- [What is being asked]: A faithful transcription of all the data is required.
^^^^^^^^
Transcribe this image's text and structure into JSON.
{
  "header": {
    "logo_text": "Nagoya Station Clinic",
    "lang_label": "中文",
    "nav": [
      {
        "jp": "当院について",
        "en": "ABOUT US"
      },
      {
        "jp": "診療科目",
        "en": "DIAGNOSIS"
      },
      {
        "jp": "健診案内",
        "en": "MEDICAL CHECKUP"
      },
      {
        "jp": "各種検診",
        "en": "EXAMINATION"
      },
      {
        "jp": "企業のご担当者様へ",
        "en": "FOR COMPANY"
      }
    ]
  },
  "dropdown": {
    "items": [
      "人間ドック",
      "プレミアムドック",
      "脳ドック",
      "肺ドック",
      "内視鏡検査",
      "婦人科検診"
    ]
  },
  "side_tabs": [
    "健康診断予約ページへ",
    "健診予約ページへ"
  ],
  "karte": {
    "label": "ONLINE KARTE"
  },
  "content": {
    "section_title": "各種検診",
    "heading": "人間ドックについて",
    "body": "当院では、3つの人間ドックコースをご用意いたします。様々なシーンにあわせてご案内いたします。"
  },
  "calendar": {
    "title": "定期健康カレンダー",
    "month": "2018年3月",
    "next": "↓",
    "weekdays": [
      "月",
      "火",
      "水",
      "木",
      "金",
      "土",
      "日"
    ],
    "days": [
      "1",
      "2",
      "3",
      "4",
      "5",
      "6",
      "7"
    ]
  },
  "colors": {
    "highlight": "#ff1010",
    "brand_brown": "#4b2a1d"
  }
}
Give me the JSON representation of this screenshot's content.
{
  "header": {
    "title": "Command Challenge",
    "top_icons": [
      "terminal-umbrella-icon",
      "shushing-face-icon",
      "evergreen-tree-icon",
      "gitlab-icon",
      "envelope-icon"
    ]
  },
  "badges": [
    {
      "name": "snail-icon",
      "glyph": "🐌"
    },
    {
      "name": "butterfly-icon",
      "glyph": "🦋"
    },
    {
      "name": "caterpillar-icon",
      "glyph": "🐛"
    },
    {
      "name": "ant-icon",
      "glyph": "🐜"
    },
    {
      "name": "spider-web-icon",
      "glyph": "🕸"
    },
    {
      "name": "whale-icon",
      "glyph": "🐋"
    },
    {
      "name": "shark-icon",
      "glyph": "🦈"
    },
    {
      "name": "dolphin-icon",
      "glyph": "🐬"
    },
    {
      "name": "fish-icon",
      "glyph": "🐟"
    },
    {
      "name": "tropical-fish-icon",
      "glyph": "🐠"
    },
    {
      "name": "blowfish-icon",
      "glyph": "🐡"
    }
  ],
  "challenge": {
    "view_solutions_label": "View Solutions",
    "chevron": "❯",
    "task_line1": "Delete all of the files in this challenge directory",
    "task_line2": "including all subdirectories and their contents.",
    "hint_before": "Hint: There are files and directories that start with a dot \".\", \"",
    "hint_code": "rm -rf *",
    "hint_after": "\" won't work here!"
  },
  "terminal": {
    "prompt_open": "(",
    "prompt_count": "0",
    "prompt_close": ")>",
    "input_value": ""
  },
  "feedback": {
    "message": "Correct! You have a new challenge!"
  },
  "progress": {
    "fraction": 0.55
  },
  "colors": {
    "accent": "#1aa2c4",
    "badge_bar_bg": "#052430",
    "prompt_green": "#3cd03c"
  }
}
^^^^^^^^
- [Written answer]:
Transcribe this image's text and structure into JSON.
{
  "header": {
    "logo_text": "Nagoya Station Clinic",
    "lang_label": "中文",
    "nav": [
      {
        "jp": "当院について",
        "en": "ABOUT US"
      },
      {
        "jp": "診療科目",
        "en": "DIAGNOSIS"
      },
      {
        "jp": "健診案内",
        "en": "MEDICAL CHECKUP"
      },
      {
        "jp": "各種検診",
        "en": "EXAMINATION"
      },
      {
        "jp": "企業のご担当者様へ",
        "en": "FOR COMPANY"
      }
    ]
  },
  "dropdown": {
    "items": [
      "人間ドック",
      "プレミアムドック",
      "脳ドック",
      "肺ドック",
      "内視鏡検査",
      "婦人科検診"
    ]
  },
  "side_tabs": [
    "健康診断予約ページへ",
    "健診予約ページへ"
  ],
  "karte": {
    "label": "ONLINE KARTE"
  },
  "content": {
    "section_title": "各種検診",
    "heading": "人間ドックについて",
    "body": "当院では、3つの人間ドックコースをご用意いたします。様々なシーンにあわせてご案内いたします。"
  },
  "calendar": {
    "title": "定期健康カレンダー",
    "month": "2018年3月",
    "next": "↓",
    "weekdays": [
      "月",
      "火",
      "水",
      "木",
      "金",
      "土",
      "日"
    ],
    "days": [
      "1",
      "2",
      "3",
      "4",
      "5",
      "6",
      "7"
    ]
  },
  "colors": {
    "highlight": "#ff1010",
    "brand_brown": "#4b2a1d"
  }
}
Give me the JSON representation of this screenshot's content.
{
  "header": {
    "title": "Command Challenge",
    "top_icons": [
      "terminal-umbrella-icon",
      "shushing-face-icon",
      "evergreen-tree-icon",
      "gitlab-icon",
      "envelope-icon"
    ]
  },
  "badges": [
    {
      "name": "snail-icon",
      "glyph": "🐌"
    },
    {
      "name": "butterfly-icon",
      "glyph": "🦋"
    },
    {
      "name": "caterpillar-icon",
      "glyph": "🐛"
    },
    {
      "name": "ant-icon",
      "glyph": "🐜"
    },
    {
      "name": "spider-web-icon",
      "glyph": "🕸"
    },
    {
      "name": "whale-icon",
      "glyph": "🐋"
    },
    {
      "name": "shark-icon",
      "glyph": "🦈"
    },
    {
      "name": "dolphin-icon",
      "glyph": "🐬"
    },
    {
      "name": "fish-icon",
      "glyph": "🐟"
    },
    {
      "name": "tropical-fish-icon",
      "glyph": "🐠"
    },
    {
      "name": "blowfish-icon",
      "glyph": "🐡"
    }
  ],
  "challenge": {
    "view_solutions_label": "View Solutions",
    "chevron": "❯",
    "task_line1": "Delete all of the files in this challenge directory",
    "task_line2": "including all subdirectories and their contents.",
    "hint_before": "Hint: There are files and directories that start with a dot \".\", \"",
    "hint_code": "rm -rf *",
    "hint_after": "\" won't work here!"
  },
  "terminal": {
    "prompt_open": "(",
    "prompt_count": "0",
    "prompt_close": ")>",
    "input_value": ""
  },
  "feedback": {
    "message": "Correct! You have a new challenge!"
  },
  "progress": {
    "fraction": 0.55
  },
  "colors": {
    "accent": "#1aa2c4",
    "badge_bar_bg": "#052430",
    "prompt_green": "#3cd03c"
  }
}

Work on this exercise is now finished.